>> START SUPPLIED RECORDS

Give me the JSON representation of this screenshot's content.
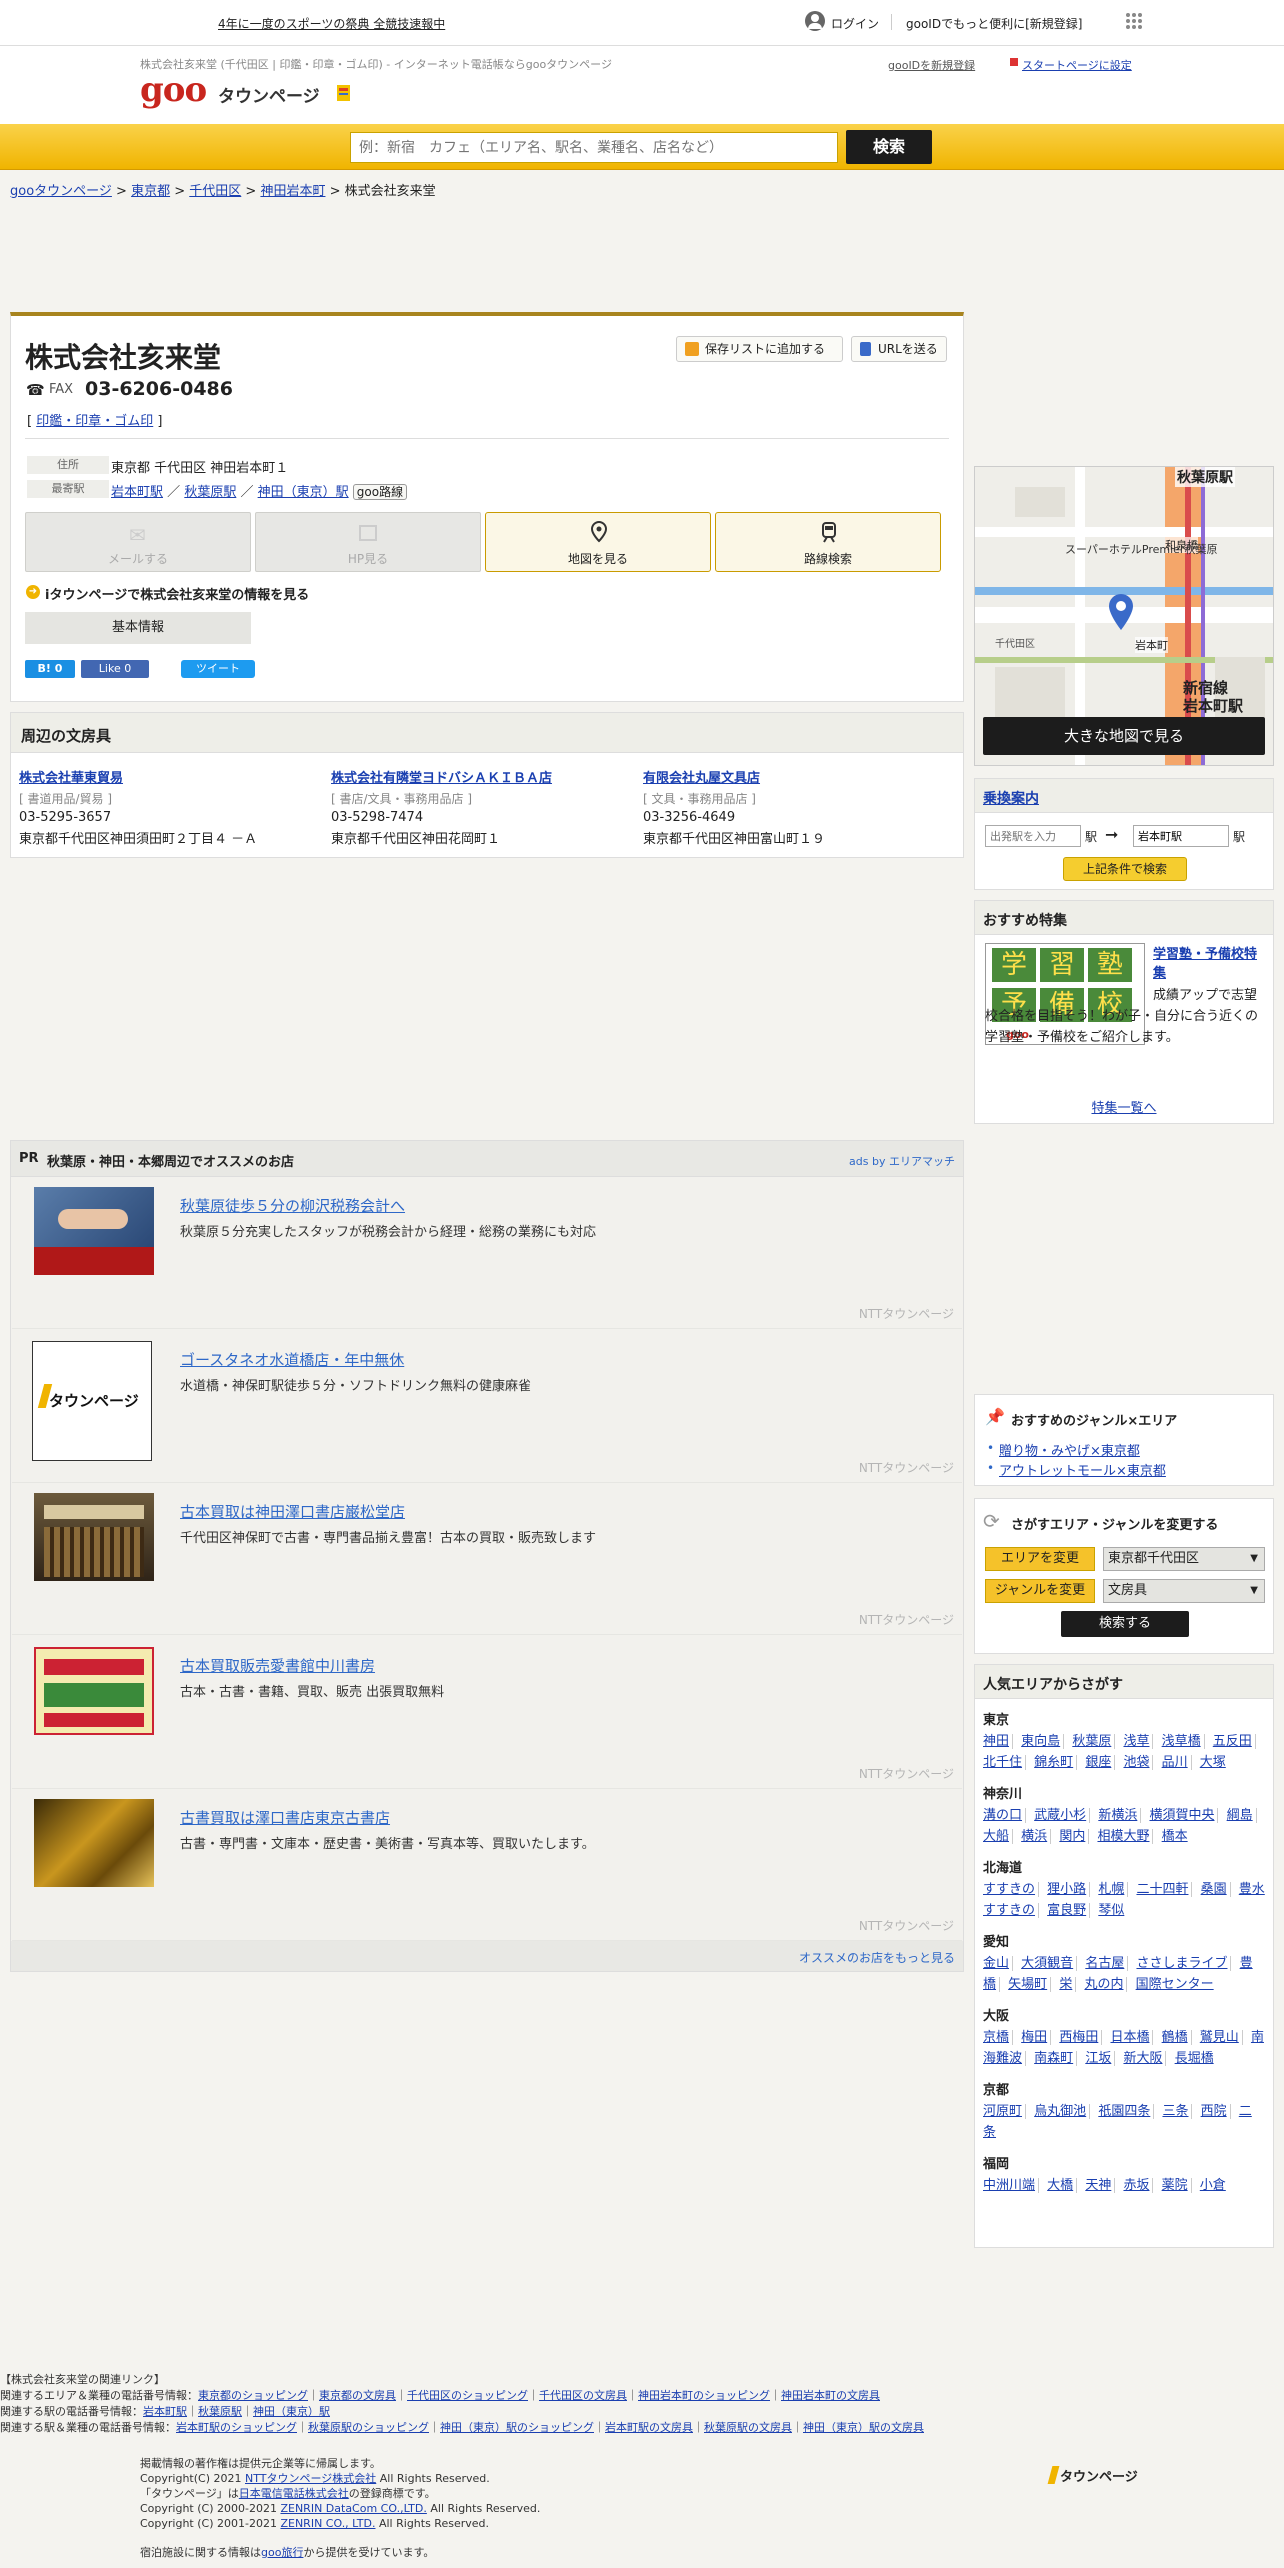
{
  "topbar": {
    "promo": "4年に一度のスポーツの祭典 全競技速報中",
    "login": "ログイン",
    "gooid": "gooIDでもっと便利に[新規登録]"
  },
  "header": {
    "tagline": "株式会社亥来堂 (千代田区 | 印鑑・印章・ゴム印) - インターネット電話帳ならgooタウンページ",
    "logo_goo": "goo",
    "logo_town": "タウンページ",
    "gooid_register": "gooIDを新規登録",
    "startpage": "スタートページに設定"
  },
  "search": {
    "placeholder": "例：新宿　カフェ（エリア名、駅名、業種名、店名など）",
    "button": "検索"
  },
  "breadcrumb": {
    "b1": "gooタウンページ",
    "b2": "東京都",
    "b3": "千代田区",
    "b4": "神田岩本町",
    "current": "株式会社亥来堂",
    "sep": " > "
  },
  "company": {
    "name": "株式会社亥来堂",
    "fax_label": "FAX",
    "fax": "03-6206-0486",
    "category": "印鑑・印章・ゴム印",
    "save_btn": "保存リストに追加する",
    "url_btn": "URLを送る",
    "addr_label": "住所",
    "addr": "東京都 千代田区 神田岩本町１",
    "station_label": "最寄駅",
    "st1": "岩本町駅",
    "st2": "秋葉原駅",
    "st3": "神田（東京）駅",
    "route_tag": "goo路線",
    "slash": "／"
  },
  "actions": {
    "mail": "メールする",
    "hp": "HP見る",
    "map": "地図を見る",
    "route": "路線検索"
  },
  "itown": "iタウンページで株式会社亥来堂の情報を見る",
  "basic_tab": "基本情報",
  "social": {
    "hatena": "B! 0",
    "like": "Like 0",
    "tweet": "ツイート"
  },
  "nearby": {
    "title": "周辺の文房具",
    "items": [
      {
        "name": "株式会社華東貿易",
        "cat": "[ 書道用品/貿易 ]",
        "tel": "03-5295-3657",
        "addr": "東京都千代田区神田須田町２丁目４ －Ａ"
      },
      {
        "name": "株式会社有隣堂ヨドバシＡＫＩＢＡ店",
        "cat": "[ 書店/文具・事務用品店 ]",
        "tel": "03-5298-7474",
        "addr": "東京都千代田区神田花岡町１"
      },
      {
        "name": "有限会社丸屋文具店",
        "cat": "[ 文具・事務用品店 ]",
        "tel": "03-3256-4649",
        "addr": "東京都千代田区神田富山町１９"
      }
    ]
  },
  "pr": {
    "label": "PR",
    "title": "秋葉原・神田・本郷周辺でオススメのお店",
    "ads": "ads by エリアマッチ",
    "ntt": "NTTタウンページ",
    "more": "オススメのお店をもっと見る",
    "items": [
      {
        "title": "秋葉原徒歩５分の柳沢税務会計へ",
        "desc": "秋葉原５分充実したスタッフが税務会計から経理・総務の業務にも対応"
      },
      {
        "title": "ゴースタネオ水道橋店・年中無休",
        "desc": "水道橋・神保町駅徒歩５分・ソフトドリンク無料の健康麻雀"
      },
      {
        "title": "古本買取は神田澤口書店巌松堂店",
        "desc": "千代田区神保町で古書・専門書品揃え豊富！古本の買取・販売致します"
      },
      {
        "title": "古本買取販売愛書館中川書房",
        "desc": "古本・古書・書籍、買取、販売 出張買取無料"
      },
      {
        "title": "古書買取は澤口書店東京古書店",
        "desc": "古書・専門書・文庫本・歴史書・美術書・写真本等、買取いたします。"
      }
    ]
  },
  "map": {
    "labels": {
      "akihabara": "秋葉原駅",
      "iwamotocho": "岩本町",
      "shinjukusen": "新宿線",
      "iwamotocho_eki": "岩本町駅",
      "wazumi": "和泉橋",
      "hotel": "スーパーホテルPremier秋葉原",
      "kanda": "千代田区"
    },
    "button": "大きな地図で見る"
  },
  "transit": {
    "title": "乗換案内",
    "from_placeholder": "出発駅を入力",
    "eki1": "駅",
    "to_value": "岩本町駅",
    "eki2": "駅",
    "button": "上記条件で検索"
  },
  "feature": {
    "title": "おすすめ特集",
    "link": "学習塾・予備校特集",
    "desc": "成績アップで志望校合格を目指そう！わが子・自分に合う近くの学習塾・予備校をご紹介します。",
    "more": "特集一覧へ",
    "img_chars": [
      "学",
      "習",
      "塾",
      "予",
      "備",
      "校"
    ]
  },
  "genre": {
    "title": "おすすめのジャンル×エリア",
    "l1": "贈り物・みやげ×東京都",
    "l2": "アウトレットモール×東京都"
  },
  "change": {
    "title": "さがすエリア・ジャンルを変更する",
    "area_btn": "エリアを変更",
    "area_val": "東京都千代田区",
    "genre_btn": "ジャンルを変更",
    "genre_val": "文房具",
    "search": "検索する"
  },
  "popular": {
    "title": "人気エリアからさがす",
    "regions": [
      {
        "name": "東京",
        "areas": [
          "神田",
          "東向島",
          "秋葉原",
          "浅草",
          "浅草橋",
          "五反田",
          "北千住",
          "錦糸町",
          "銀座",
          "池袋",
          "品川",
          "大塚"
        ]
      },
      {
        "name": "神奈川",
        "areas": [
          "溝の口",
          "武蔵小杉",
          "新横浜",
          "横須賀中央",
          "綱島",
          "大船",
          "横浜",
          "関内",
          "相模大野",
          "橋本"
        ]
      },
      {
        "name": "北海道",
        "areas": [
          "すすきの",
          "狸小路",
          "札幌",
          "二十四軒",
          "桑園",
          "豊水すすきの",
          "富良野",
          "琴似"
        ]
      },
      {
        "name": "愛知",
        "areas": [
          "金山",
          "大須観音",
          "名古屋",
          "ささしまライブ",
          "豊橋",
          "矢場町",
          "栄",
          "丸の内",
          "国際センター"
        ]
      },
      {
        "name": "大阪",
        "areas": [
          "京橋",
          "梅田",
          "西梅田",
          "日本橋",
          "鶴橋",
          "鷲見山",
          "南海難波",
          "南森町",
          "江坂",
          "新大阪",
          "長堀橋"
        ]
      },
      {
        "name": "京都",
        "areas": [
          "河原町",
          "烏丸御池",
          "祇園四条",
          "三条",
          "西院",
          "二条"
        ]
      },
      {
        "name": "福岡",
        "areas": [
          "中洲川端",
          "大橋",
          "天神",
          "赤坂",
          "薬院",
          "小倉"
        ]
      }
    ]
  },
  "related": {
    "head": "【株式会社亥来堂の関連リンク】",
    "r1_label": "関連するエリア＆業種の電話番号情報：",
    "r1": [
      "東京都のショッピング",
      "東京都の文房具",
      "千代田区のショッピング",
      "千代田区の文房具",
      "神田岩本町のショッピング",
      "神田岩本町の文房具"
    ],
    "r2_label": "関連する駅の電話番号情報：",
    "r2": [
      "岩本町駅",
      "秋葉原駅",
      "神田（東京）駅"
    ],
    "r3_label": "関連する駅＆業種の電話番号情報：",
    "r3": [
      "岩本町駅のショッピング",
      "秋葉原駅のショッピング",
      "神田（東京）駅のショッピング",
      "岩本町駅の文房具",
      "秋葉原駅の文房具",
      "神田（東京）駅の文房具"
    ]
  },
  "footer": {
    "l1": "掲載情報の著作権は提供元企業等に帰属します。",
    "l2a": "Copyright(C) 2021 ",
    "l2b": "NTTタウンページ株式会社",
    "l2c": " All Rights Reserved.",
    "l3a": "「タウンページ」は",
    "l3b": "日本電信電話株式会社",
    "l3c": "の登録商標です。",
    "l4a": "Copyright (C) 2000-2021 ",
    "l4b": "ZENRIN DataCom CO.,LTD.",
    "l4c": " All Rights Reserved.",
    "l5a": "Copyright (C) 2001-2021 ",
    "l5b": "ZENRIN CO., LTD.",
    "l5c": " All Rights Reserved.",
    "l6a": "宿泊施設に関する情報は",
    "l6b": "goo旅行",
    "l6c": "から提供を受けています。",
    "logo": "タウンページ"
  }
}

>> END SUPPLIED RECORDS
>> START SUPPLIED RECORDS

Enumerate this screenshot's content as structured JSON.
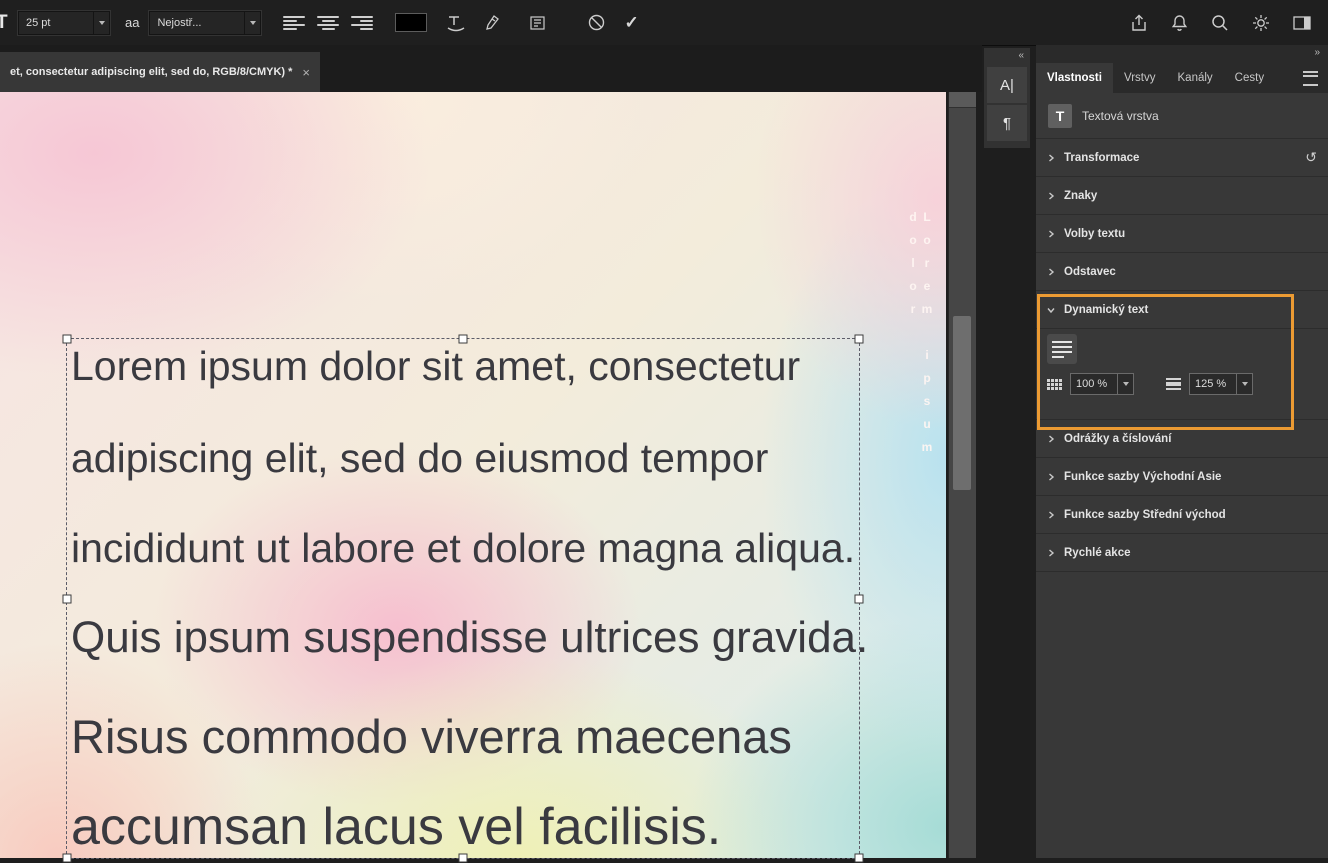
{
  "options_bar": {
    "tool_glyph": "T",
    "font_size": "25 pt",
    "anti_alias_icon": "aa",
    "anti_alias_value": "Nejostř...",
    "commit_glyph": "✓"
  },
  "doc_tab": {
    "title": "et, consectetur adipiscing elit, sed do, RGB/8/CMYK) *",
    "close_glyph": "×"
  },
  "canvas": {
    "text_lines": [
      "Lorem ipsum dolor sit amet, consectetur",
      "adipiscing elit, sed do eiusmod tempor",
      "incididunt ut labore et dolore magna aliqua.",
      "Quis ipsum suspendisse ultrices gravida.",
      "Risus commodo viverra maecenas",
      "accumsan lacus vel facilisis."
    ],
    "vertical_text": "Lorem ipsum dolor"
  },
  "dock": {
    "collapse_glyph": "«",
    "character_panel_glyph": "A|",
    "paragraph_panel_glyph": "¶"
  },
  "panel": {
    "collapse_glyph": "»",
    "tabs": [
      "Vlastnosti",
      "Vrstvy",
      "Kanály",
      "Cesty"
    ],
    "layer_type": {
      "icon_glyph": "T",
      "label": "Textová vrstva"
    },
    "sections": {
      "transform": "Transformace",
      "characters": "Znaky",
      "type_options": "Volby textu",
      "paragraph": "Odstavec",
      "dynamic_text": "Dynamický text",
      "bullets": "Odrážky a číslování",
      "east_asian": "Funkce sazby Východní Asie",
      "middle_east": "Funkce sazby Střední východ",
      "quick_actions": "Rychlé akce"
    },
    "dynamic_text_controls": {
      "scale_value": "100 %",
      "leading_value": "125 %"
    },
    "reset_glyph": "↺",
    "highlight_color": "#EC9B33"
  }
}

>> END SUPPLIED RECORDS

▶ **INSTRUCTION**:
From the entries above, extract each line containing "this".

▶ **CORRECT OUTPUT**:
Give me the JSON representation of this screenshot's content.
Enumerate this screenshot's content as structured JSON.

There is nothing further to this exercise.